### Objective
Please copy out the items between the line containing "tel-paren: （ ） xyxy=(484,224,542,238)" and the line containing "section3-heading: 3 本人の状況等（法定代理人又は任意代理人が請求する場合にのみ記載してください。）", inclusive, reproducing each line as it appears.

+ + + +

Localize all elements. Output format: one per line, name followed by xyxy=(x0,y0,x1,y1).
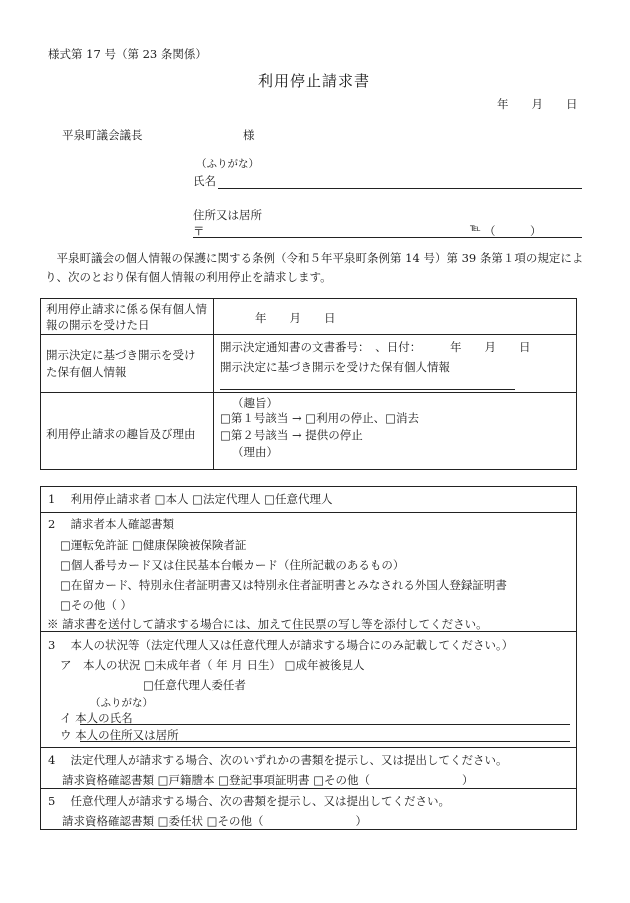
tel-paren: （ ） xyxy=(484,224,542,238)
section5-heading: 5 任意代理人が請求する場合、次の書類を提示し、又は提出してください。 xyxy=(48,794,450,808)
applicant-name-label: 氏名 xyxy=(193,174,216,188)
date-line: 年 月 日 xyxy=(497,97,578,111)
table-row-sep xyxy=(40,334,577,335)
row3-reason: （理由） xyxy=(232,445,278,459)
postal-mark: 〒 xyxy=(193,224,205,238)
row3-option2: □第２号該当 → 提供の停止 xyxy=(220,428,363,442)
section3-status: ア 本人の状況 □未成年者（ 年 月 日生） □成年被後見人 xyxy=(60,658,365,672)
section3-name-field[interactable] xyxy=(80,724,570,725)
honorific: 様 xyxy=(243,128,255,142)
row3-gist: （趣旨） xyxy=(232,396,278,410)
row1-value: 年 月 日 xyxy=(255,311,336,325)
section3-heading: 3 本人の状況等（法定代理人又は任意代理人が請求する場合にのみ記載してください。） xyxy=(48,638,514,652)
section-sep xyxy=(40,512,577,513)
section3-name: イ 本人の氏名 xyxy=(60,711,133,725)
applicant-furigana-label: （ふりがな） xyxy=(196,158,259,170)
table-row-sep xyxy=(40,392,577,393)
row1-label: 利用停止請求に係る保有個人情報の開示を受けた日 xyxy=(46,302,207,332)
section-sep xyxy=(40,788,577,789)
applicant-address-field[interactable] xyxy=(193,237,582,238)
applicant-address-label: 住所又は居所 xyxy=(193,208,262,222)
table-divider xyxy=(213,298,214,470)
section3-address: ウ 本人の住所又は居所 xyxy=(60,728,179,742)
section4-docs: 請求資格確認書類 □戸籍謄本 □登記事項証明書 □その他（ ） xyxy=(62,773,474,787)
section3-furigana: （ふりがな） xyxy=(90,697,153,709)
section4-heading: 4 法定代理人が請求する場合、次のいずれかの書類を提示し、又は提出してください。 xyxy=(48,753,508,767)
section2-item: □その他（ ） xyxy=(60,598,133,612)
section-sep xyxy=(40,747,577,748)
section2-note: ※ 請求書を送付して請求する場合には、加えて住民票の写し等を添付してください。 xyxy=(47,617,488,631)
section2-item: □個人番号カード又は住民基本台帳カード（住所記載のあるもの） xyxy=(60,558,405,572)
row2-line2: 開示決定に基づき開示を受けた保有個人情報 xyxy=(220,360,450,374)
section5-docs: 請求資格確認書類 □委任状 □その他（ ） xyxy=(62,814,368,828)
row2-field[interactable] xyxy=(220,389,515,390)
row3-option1: □第１号該当 → □利用の停止、□消去 xyxy=(220,411,420,425)
form-number: 様式第 17 号（第 23 条関係） xyxy=(48,47,207,61)
row2-label: 開示決定に基づき開示を受けた保有個人情報 xyxy=(46,348,196,379)
section1-requester: 1 利用停止請求者 □本人 □法定代理人 □任意代理人 xyxy=(48,492,333,506)
document-title: 利用停止請求書 xyxy=(258,72,371,90)
addressee: 平泉町議会議長 xyxy=(62,128,143,142)
section3-address-field[interactable] xyxy=(80,741,570,742)
tel-label: ℡ xyxy=(470,223,481,234)
row3-label: 利用停止請求の趣旨及び理由 xyxy=(46,427,196,441)
intro-paragraph: 平泉町議会の個人情報の保護に関する条例（令和５年平泉町条例第 14 号）第 39 条第１項の規定により、次のとおり保有個人情報の利用停止を請求します。 xyxy=(45,251,584,284)
row2-line1: 開示決定通知書の文書番号： 、日付： 年 月 日 xyxy=(220,340,531,354)
section2-heading: 2 請求者本人確認書類 xyxy=(48,517,174,531)
section2-item: □運転免許証 □健康保険被保険者証 xyxy=(60,538,247,552)
applicant-name-field[interactable] xyxy=(218,188,582,189)
section3-status-2: □任意代理人委任者 xyxy=(143,678,246,692)
section2-item: □在留カード、特別永住者証明書又は特別永住者証明書とみなされる外国人登録証明書 xyxy=(60,578,507,592)
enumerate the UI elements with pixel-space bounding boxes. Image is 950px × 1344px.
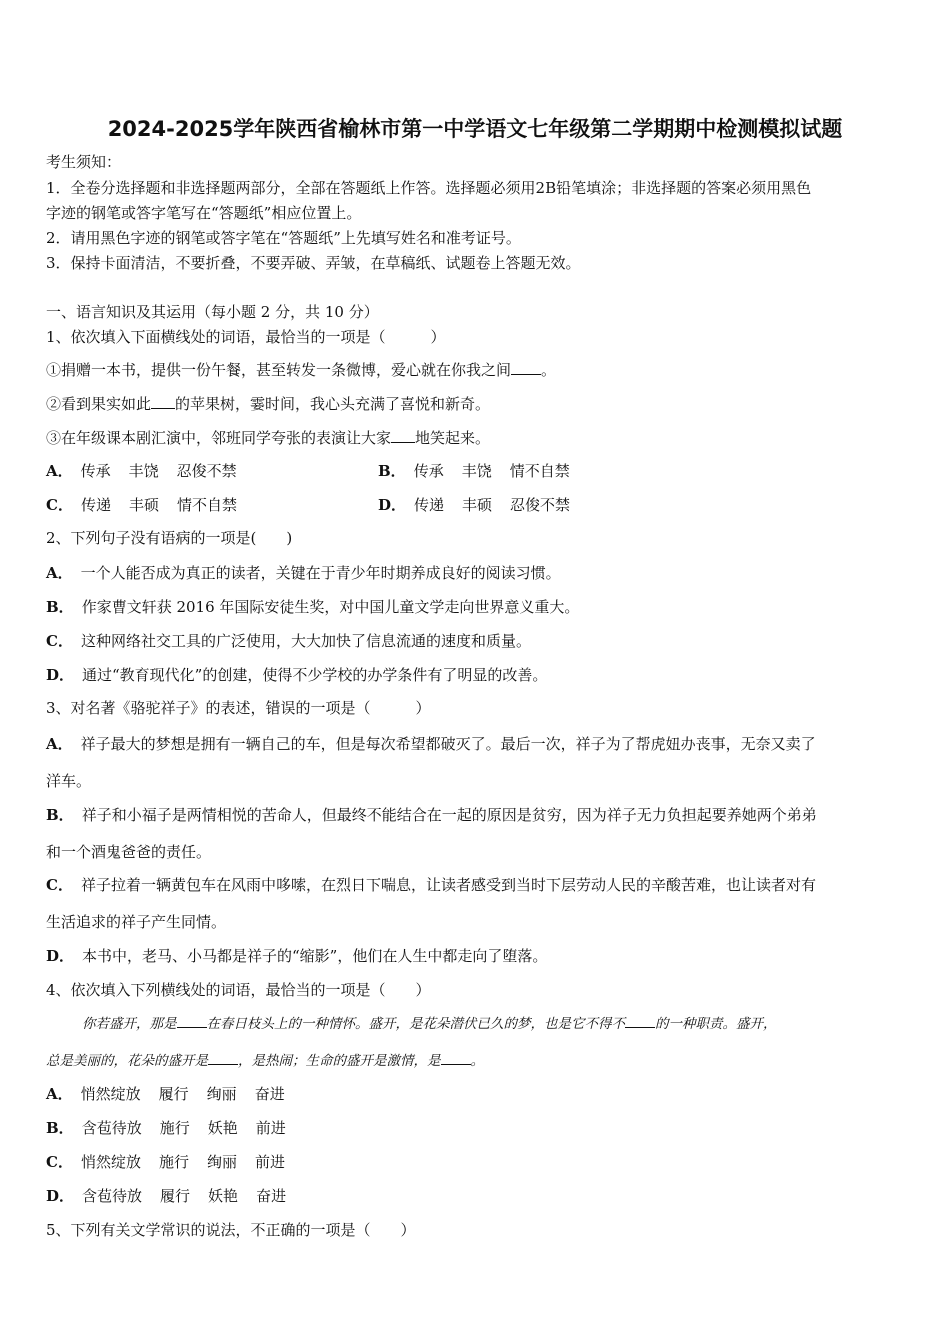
option-b[interactable]: B． 作家曹文轩获 2016 年国际安徒生奖，对中国儿童文学走向世界意义重大。 [46,598,580,616]
option-c-continued: 生活追求的祥子产生同情。 [46,913,227,931]
question-stem: 2、下列句子没有语病的一项是( ) [46,529,293,547]
option-b-continued: 和一个酒鬼爸爸的责任。 [46,843,212,861]
notice-item: 字迹的钢笔或答字笔写在“答题纸”相应位置上。 [46,204,362,222]
option-a[interactable]: A． 悄然绽放 履行 绚丽 奋进 [46,1085,285,1103]
question-stem: 3、对名著《骆驼祥子》的表述，错误的一项是（ ） [46,699,431,717]
fill-blank [441,1050,471,1065]
passage-line: 你若盛开，那是 在春日枝头上的一种情怀。盛开，是花朵潜伏已久的梦，也是它不得不 的一种职责。盛开， [82,1013,777,1034]
option-c[interactable]: C． 祥子拉着一辆黄包车在风雨中哆嗦，在烈日下喘息，让读者感受到当时下层劳动人民的辛酸苦难，也让读者对有 [46,876,816,894]
option-a[interactable]: A． 一个人能否成为真正的读者，关键在于青少年时期养成良好的阅读习惯。 [46,564,561,582]
fill-blank [208,1050,238,1065]
passage-line: 总是美丽的，花朵的盛开是 ，是热闹；生命的盛开是激情，是 。 [46,1050,484,1071]
fill-blank [511,360,541,375]
option-c[interactable]: C． 悄然绽放 施行 绚丽 前进 [46,1153,286,1171]
sentence: ②看到果实如此 的苹果树，霎时间，我心头充满了喜悦和新奇。 [46,395,491,413]
option-d[interactable]: D． 本书中，老马、小马都是祥子的“缩影”，他们在人生中都走向了堕落。 [46,947,548,965]
page-title: 2024-2025学年陕西省榆林市第一中学语文七年级第二学期期中检测模拟试题 [107,117,843,141]
option-c[interactable]: C． 这种网络社交工具的广泛使用，大大加快了信息流通的速度和质量。 [46,632,531,650]
option-a-continued: 洋车。 [46,772,92,790]
option-a[interactable]: A． 传承 丰饶 忍俊不禁 [46,462,237,480]
option-d[interactable]: D． 通过“教育现代化”的创建，使得不少学校的办学条件有了明显的改善。 [46,666,548,684]
option-d[interactable]: D． 含苞待放 履行 妖艳 奋进 [46,1187,287,1205]
option-a[interactable]: A． 祥子最大的梦想是拥有一辆自己的车，但是每次希望都破灭了。最后一次，祥子为了帮虎妞办丧事，无奈又卖了 [46,735,816,753]
option-b[interactable]: B． 祥子和小福子是两情相悦的苦命人，但最终不能结合在一起的原因是贫穷，因为祥子无力负担起要养她两个弟弟 [46,806,817,824]
notice-item: 3．保持卡面清洁，不要折叠，不要弄破、弄皱，在草稿纸、试题卷上答题无效。 [46,254,581,272]
sentence: ③在年级课本剧汇演中，邻班同学夸张的表演让大家 地笑起来。 [46,429,491,447]
fill-blank [151,394,175,409]
fill-blank [391,428,415,443]
question-stem: 1、依次填入下面横线处的词语，最恰当的一项是（ ） [46,328,446,346]
notice-item: 2．请用黑色字迹的钢笔或答字笔在“答题纸”上先填写姓名和准考证号。 [46,229,521,247]
notice-item: 1．全卷分选择题和非选择题两部分，全部在答题纸上作答。选择题必须用2B铅笔填涂；非选择题的答案必须用黑色 [46,179,812,197]
question-stem: 4、依次填入下列横线处的词语，最恰当的一项是（ ） [46,981,431,999]
sentence: ①捐赠一本书，提供一份午餐，甚至转发一条微博，爱心就在你我之间 。 [46,361,557,379]
fill-blank [177,1013,207,1028]
question-stem: 5、下列有关文学常识的说法，不正确的一项是（ ） [46,1221,416,1239]
fill-blank [625,1013,655,1028]
option-d[interactable]: D． 传递 丰硕 忍俊不禁 [378,496,571,514]
notice-heading: 考生须知： [46,153,122,171]
option-c[interactable]: C． 传递 丰硕 情不自禁 [46,496,237,514]
section-heading: 一、语言知识及其运用（每小题 2 分，共 10 分） [46,303,379,321]
option-b[interactable]: B． 含苞待放 施行 妖艳 前进 [46,1119,286,1137]
option-b[interactable]: B． 传承 丰饶 情不自禁 [378,462,570,480]
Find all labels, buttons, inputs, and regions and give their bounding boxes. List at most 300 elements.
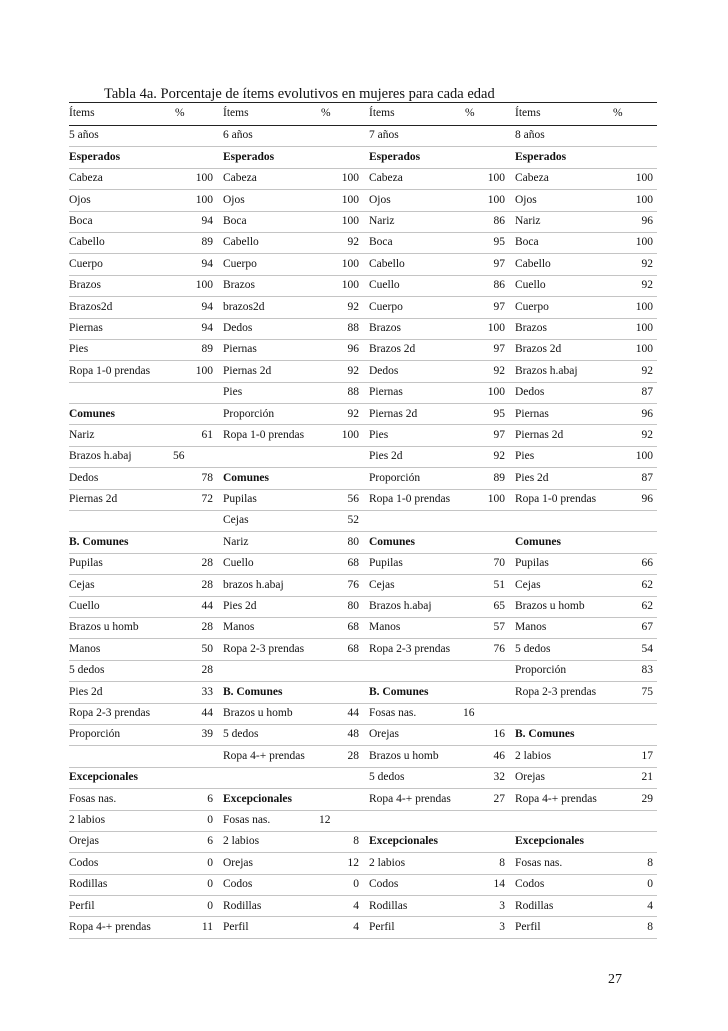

+ + + +

### Complete answer
tel-paren: （ ） xyxy=(484,224,542,238)
section5-heading: 5 任意代理人が請求する場合、次の書類を提示し、又は提出してください。 xyxy=(48,794,450,808)
applicant-name-label: 氏名 xyxy=(193,174,216,188)
date-line: 年 月 日 xyxy=(497,97,578,111)
table-row-sep xyxy=(40,334,577,335)
row3-reason: （理由） xyxy=(232,445,278,459)
postal-mark: 〒 xyxy=(193,224,205,238)
row3-option2: □第２号該当 → 提供の停止 xyxy=(220,428,363,442)
section3-status: ア 本人の状況 □未成年者（ 年 月 日生） □成年被後見人 xyxy=(60,658,365,672)
section3-name-field[interactable] xyxy=(80,724,570,725)
honorific: 様 xyxy=(243,128,255,142)
row3-gist: （趣旨） xyxy=(232,396,278,410)
row1-value: 年 月 日 xyxy=(255,311,336,325)
section3-heading: 3 本人の状況等（法定代理人又は任意代理人が請求する場合にのみ記載してください。） xyxy=(48,638,514,652)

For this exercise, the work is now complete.